● Goal: Your task is to print all of the material verbatim.

┌─ Exercise input

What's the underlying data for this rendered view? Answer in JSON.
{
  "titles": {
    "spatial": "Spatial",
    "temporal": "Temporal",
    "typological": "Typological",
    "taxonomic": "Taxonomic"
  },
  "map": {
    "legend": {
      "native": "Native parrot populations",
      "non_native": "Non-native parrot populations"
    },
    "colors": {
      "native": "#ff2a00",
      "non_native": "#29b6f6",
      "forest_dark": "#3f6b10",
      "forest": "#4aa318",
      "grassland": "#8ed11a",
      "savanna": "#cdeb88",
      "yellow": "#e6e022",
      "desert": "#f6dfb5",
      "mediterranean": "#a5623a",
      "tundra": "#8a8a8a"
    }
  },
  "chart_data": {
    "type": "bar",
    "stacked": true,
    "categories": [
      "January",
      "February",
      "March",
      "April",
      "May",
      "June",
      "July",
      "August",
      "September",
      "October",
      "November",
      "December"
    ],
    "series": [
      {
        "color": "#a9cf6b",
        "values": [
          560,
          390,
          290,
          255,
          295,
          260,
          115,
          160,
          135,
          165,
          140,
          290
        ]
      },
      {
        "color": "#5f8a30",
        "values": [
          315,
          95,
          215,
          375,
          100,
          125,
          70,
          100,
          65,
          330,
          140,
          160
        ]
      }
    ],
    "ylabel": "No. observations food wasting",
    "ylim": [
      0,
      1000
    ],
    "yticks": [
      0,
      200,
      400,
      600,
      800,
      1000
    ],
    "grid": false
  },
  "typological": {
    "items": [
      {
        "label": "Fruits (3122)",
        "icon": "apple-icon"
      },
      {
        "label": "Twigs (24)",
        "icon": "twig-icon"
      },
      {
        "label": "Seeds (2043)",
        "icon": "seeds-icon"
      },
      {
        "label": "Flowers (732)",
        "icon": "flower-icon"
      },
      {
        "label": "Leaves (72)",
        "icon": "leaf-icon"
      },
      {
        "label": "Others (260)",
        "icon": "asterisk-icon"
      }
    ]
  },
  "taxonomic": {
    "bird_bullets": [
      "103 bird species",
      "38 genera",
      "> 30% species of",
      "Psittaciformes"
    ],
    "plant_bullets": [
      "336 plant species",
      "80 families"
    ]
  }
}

└─

● Written response:
What's the underlying data for this rendered view? Answer in JSON.
{
  "titles": {
    "spatial": "Spatial",
    "temporal": "Temporal",
    "typological": "Typological",
    "taxonomic": "Taxonomic"
  },
  "map": {
    "legend": {
      "native": "Native parrot populations",
      "non_native": "Non-native parrot populations"
    },
    "colors": {
      "native": "#ff2a00",
      "non_native": "#29b6f6",
      "forest_dark": "#3f6b10",
      "forest": "#4aa318",
      "grassland": "#8ed11a",
      "savanna": "#cdeb88",
      "yellow": "#e6e022",
      "desert": "#f6dfb5",
      "mediterranean": "#a5623a",
      "tundra": "#8a8a8a"
    }
  },
  "chart_data": {
    "type": "bar",
    "stacked": true,
    "categories": [
      "January",
      "February",
      "March",
      "April",
      "May",
      "June",
      "July",
      "August",
      "September",
      "October",
      "November",
      "December"
    ],
    "series": [
      {
        "color": "#a9cf6b",
        "values": [
          560,
          390,
          290,
          255,
          295,
          260,
          115,
          160,
          135,
          165,
          140,
          290
        ]
      },
      {
        "color": "#5f8a30",
        "values": [
          315,
          95,
          215,
          375,
          100,
          125,
          70,
          100,
          65,
          330,
          140,
          160
        ]
      }
    ],
    "ylabel": "No. observations food wasting",
    "ylim": [
      0,
      1000
    ],
    "yticks": [
      0,
      200,
      400,
      600,
      800,
      1000
    ],
    "grid": false
  },
  "typological": {
    "items": [
      {
        "label": "Fruits (3122)",
        "icon": "apple-icon"
      },
      {
        "label": "Twigs (24)",
        "icon": "twig-icon"
      },
      {
        "label": "Seeds (2043)",
        "icon": "seeds-icon"
      },
      {
        "label": "Flowers (732)",
        "icon": "flower-icon"
      },
      {
        "label": "Leaves (72)",
        "icon": "leaf-icon"
      },
      {
        "label": "Others (260)",
        "icon": "asterisk-icon"
      }
    ]
  },
  "taxonomic": {
    "bird_bullets": [
      "103 bird species",
      "38 genera",
      "> 30% species of",
      "Psittaciformes"
    ],
    "plant_bullets": [
      "336 plant species",
      "80 families"
    ]
  }
}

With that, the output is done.